● **Given request**
Could you print all the entries exactly?

● **Records that describe figures**

⁂

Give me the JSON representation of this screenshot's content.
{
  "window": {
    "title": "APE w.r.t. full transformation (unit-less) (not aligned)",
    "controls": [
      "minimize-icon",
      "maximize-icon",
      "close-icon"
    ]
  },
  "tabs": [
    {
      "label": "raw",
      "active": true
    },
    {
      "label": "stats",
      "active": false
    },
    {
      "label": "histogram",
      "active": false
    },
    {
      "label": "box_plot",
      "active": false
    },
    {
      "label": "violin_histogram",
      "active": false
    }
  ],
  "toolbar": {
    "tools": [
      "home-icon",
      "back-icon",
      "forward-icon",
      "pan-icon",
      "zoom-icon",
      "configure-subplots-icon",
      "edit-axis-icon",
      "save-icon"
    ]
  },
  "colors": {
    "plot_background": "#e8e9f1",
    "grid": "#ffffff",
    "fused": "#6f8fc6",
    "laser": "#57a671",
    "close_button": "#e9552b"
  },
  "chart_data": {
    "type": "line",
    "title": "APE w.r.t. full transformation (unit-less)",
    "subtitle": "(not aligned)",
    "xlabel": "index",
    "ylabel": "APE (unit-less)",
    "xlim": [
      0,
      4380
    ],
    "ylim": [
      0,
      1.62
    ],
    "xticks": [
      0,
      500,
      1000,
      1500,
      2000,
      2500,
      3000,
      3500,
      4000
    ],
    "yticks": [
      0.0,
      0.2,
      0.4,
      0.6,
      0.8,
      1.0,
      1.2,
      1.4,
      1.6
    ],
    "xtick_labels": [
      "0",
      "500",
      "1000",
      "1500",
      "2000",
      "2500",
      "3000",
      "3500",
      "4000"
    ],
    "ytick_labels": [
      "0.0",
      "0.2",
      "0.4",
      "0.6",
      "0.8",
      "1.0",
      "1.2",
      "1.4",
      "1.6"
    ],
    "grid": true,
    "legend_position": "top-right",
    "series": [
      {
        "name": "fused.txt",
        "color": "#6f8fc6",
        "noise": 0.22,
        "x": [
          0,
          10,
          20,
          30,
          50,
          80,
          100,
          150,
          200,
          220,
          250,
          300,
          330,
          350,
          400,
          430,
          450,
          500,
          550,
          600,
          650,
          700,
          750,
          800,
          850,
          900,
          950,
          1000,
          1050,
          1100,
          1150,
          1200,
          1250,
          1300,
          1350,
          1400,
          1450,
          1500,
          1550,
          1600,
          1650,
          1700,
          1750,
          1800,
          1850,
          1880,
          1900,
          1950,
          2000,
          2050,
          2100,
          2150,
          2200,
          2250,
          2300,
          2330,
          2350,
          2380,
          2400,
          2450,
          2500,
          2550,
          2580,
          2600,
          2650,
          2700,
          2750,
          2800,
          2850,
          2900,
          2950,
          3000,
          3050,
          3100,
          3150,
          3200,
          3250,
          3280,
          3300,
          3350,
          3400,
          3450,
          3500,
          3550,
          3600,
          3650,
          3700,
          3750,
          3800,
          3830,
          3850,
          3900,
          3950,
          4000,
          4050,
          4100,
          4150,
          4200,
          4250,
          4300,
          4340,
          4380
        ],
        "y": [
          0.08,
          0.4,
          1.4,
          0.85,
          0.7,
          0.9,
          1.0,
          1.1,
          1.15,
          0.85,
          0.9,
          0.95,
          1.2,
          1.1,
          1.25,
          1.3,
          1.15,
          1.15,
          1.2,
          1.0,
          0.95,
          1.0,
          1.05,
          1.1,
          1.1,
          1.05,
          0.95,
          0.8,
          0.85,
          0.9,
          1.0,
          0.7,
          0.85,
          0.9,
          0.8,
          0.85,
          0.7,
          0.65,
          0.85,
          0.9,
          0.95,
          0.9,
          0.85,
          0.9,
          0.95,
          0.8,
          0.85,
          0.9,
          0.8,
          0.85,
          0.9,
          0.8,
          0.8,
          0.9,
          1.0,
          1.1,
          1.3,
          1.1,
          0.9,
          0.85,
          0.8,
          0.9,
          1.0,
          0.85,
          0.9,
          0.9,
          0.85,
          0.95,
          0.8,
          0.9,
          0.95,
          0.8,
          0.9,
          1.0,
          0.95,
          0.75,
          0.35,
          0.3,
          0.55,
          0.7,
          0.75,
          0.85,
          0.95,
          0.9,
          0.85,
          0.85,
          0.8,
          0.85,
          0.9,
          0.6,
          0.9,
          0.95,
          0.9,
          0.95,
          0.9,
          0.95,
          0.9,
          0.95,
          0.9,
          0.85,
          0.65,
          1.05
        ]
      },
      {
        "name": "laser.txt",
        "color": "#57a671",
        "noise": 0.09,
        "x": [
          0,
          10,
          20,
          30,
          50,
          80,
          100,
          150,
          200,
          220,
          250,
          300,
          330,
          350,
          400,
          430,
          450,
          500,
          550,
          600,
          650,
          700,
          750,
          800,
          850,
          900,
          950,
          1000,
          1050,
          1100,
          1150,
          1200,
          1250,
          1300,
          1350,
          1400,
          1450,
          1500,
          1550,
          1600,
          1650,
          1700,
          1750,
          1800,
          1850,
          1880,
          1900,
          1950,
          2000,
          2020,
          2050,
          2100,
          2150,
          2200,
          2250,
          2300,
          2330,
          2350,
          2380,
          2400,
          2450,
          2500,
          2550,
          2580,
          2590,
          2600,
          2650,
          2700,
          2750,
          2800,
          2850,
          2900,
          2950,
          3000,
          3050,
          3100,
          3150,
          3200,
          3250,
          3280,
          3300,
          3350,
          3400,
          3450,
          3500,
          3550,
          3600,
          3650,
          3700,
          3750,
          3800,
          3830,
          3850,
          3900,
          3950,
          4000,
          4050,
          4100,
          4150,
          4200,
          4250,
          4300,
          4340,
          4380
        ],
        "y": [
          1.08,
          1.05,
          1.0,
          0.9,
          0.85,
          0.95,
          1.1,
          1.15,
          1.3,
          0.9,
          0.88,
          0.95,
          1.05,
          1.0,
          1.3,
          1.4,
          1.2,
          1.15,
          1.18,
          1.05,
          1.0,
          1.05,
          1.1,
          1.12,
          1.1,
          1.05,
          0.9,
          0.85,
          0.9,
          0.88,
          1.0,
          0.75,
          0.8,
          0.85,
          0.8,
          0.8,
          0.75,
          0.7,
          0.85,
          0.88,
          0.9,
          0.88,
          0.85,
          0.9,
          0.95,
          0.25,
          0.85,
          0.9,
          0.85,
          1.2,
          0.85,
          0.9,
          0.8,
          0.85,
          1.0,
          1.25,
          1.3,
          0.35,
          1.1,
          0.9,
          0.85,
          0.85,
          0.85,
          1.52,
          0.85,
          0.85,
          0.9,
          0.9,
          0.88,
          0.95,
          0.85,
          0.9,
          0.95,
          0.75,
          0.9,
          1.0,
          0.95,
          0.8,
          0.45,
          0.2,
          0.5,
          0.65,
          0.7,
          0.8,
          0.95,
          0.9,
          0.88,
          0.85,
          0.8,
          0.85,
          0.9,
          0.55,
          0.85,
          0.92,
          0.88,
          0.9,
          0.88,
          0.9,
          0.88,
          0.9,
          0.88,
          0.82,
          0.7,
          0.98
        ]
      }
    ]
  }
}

⁂

● **Result**
Give me the JSON representation of this screenshot's content.
{
  "window": {
    "title": "APE w.r.t. full transformation (unit-less) (not aligned)",
    "controls": [
      "minimize-icon",
      "maximize-icon",
      "close-icon"
    ]
  },
  "tabs": [
    {
      "label": "raw",
      "active": true
    },
    {
      "label": "stats",
      "active": false
    },
    {
      "label": "histogram",
      "active": false
    },
    {
      "label": "box_plot",
      "active": false
    },
    {
      "label": "violin_histogram",
      "active": false
    }
  ],
  "toolbar": {
    "tools": [
      "home-icon",
      "back-icon",
      "forward-icon",
      "pan-icon",
      "zoom-icon",
      "configure-subplots-icon",
      "edit-axis-icon",
      "save-icon"
    ]
  },
  "colors": {
    "plot_background": "#e8e9f1",
    "grid": "#ffffff",
    "fused": "#6f8fc6",
    "laser": "#57a671",
    "close_button": "#e9552b"
  },
  "chart_data": {
    "type": "line",
    "title": "APE w.r.t. full transformation (unit-less)",
    "subtitle": "(not aligned)",
    "xlabel": "index",
    "ylabel": "APE (unit-less)",
    "xlim": [
      0,
      4380
    ],
    "ylim": [
      0,
      1.62
    ],
    "xticks": [
      0,
      500,
      1000,
      1500,
      2000,
      2500,
      3000,
      3500,
      4000
    ],
    "yticks": [
      0.0,
      0.2,
      0.4,
      0.6,
      0.8,
      1.0,
      1.2,
      1.4,
      1.6
    ],
    "xtick_labels": [
      "0",
      "500",
      "1000",
      "1500",
      "2000",
      "2500",
      "3000",
      "3500",
      "4000"
    ],
    "ytick_labels": [
      "0.0",
      "0.2",
      "0.4",
      "0.6",
      "0.8",
      "1.0",
      "1.2",
      "1.4",
      "1.6"
    ],
    "grid": true,
    "legend_position": "top-right",
    "series": [
      {
        "name": "fused.txt",
        "color": "#6f8fc6",
        "noise": 0.22,
        "x": [
          0,
          10,
          20,
          30,
          50,
          80,
          100,
          150,
          200,
          220,
          250,
          300,
          330,
          350,
          400,
          430,
          450,
          500,
          550,
          600,
          650,
          700,
          750,
          800,
          850,
          900,
          950,
          1000,
          1050,
          1100,
          1150,
          1200,
          1250,
          1300,
          1350,
          1400,
          1450,
          1500,
          1550,
          1600,
          1650,
          1700,
          1750,
          1800,
          1850,
          1880,
          1900,
          1950,
          2000,
          2050,
          2100,
          2150,
          2200,
          2250,
          2300,
          2330,
          2350,
          2380,
          2400,
          2450,
          2500,
          2550,
          2580,
          2600,
          2650,
          2700,
          2750,
          2800,
          2850,
          2900,
          2950,
          3000,
          3050,
          3100,
          3150,
          3200,
          3250,
          3280,
          3300,
          3350,
          3400,
          3450,
          3500,
          3550,
          3600,
          3650,
          3700,
          3750,
          3800,
          3830,
          3850,
          3900,
          3950,
          4000,
          4050,
          4100,
          4150,
          4200,
          4250,
          4300,
          4340,
          4380
        ],
        "y": [
          0.08,
          0.4,
          1.4,
          0.85,
          0.7,
          0.9,
          1.0,
          1.1,
          1.15,
          0.85,
          0.9,
          0.95,
          1.2,
          1.1,
          1.25,
          1.3,
          1.15,
          1.15,
          1.2,
          1.0,
          0.95,
          1.0,
          1.05,
          1.1,
          1.1,
          1.05,
          0.95,
          0.8,
          0.85,
          0.9,
          1.0,
          0.7,
          0.85,
          0.9,
          0.8,
          0.85,
          0.7,
          0.65,
          0.85,
          0.9,
          0.95,
          0.9,
          0.85,
          0.9,
          0.95,
          0.8,
          0.85,
          0.9,
          0.8,
          0.85,
          0.9,
          0.8,
          0.8,
          0.9,
          1.0,
          1.1,
          1.3,
          1.1,
          0.9,
          0.85,
          0.8,
          0.9,
          1.0,
          0.85,
          0.9,
          0.9,
          0.85,
          0.95,
          0.8,
          0.9,
          0.95,
          0.8,
          0.9,
          1.0,
          0.95,
          0.75,
          0.35,
          0.3,
          0.55,
          0.7,
          0.75,
          0.85,
          0.95,
          0.9,
          0.85,
          0.85,
          0.8,
          0.85,
          0.9,
          0.6,
          0.9,
          0.95,
          0.9,
          0.95,
          0.9,
          0.95,
          0.9,
          0.95,
          0.9,
          0.85,
          0.65,
          1.05
        ]
      },
      {
        "name": "laser.txt",
        "color": "#57a671",
        "noise": 0.09,
        "x": [
          0,
          10,
          20,
          30,
          50,
          80,
          100,
          150,
          200,
          220,
          250,
          300,
          330,
          350,
          400,
          430,
          450,
          500,
          550,
          600,
          650,
          700,
          750,
          800,
          850,
          900,
          950,
          1000,
          1050,
          1100,
          1150,
          1200,
          1250,
          1300,
          1350,
          1400,
          1450,
          1500,
          1550,
          1600,
          1650,
          1700,
          1750,
          1800,
          1850,
          1880,
          1900,
          1950,
          2000,
          2020,
          2050,
          2100,
          2150,
          2200,
          2250,
          2300,
          2330,
          2350,
          2380,
          2400,
          2450,
          2500,
          2550,
          2580,
          2590,
          2600,
          2650,
          2700,
          2750,
          2800,
          2850,
          2900,
          2950,
          3000,
          3050,
          3100,
          3150,
          3200,
          3250,
          3280,
          3300,
          3350,
          3400,
          3450,
          3500,
          3550,
          3600,
          3650,
          3700,
          3750,
          3800,
          3830,
          3850,
          3900,
          3950,
          4000,
          4050,
          4100,
          4150,
          4200,
          4250,
          4300,
          4340,
          4380
        ],
        "y": [
          1.08,
          1.05,
          1.0,
          0.9,
          0.85,
          0.95,
          1.1,
          1.15,
          1.3,
          0.9,
          0.88,
          0.95,
          1.05,
          1.0,
          1.3,
          1.4,
          1.2,
          1.15,
          1.18,
          1.05,
          1.0,
          1.05,
          1.1,
          1.12,
          1.1,
          1.05,
          0.9,
          0.85,
          0.9,
          0.88,
          1.0,
          0.75,
          0.8,
          0.85,
          0.8,
          0.8,
          0.75,
          0.7,
          0.85,
          0.88,
          0.9,
          0.88,
          0.85,
          0.9,
          0.95,
          0.25,
          0.85,
          0.9,
          0.85,
          1.2,
          0.85,
          0.9,
          0.8,
          0.85,
          1.0,
          1.25,
          1.3,
          0.35,
          1.1,
          0.9,
          0.85,
          0.85,
          0.85,
          1.52,
          0.85,
          0.85,
          0.9,
          0.9,
          0.88,
          0.95,
          0.85,
          0.9,
          0.95,
          0.75,
          0.9,
          1.0,
          0.95,
          0.8,
          0.45,
          0.2,
          0.5,
          0.65,
          0.7,
          0.8,
          0.95,
          0.9,
          0.88,
          0.85,
          0.8,
          0.85,
          0.9,
          0.55,
          0.85,
          0.92,
          0.88,
          0.9,
          0.88,
          0.9,
          0.88,
          0.9,
          0.88,
          0.82,
          0.7,
          0.98
        ]
      }
    ]
  }
}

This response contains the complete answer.